▶ [Collected data entries]
........

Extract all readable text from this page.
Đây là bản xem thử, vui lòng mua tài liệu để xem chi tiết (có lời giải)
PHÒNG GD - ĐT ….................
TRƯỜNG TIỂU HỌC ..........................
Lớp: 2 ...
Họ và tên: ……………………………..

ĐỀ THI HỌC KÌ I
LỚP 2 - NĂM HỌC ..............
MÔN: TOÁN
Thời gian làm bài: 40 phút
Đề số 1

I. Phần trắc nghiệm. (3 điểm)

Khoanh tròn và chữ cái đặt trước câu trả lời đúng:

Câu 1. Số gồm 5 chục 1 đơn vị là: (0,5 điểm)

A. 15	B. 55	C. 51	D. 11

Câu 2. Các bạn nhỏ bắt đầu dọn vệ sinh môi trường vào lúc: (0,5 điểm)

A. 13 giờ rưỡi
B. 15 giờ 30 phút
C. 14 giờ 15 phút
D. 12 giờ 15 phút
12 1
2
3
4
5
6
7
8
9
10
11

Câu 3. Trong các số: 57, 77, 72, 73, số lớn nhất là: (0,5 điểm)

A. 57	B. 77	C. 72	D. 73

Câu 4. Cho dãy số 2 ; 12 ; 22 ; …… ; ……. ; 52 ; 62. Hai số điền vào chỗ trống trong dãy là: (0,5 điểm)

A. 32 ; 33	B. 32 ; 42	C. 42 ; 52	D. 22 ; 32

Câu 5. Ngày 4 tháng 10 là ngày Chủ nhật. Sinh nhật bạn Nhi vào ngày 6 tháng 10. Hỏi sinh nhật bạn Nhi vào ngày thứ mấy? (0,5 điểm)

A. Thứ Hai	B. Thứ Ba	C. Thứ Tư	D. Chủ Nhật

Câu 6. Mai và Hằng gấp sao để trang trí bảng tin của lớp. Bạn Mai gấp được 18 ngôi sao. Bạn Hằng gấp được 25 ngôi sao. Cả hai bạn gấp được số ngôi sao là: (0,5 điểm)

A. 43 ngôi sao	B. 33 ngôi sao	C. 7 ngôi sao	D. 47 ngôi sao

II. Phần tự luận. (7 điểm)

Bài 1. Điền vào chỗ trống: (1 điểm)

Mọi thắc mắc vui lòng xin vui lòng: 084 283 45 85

........

▶ [SHORT EXERCISE]
Collect the lines of the records that include the string "lòng".

▶ [ANSWER TO THE TASK]
Đây là bản xem thử, vui lòng mua tài liệu để xem chi tiết (có lời giải)
Mọi thắc mắc vui lòng xin vui lòng: 084 283 45 85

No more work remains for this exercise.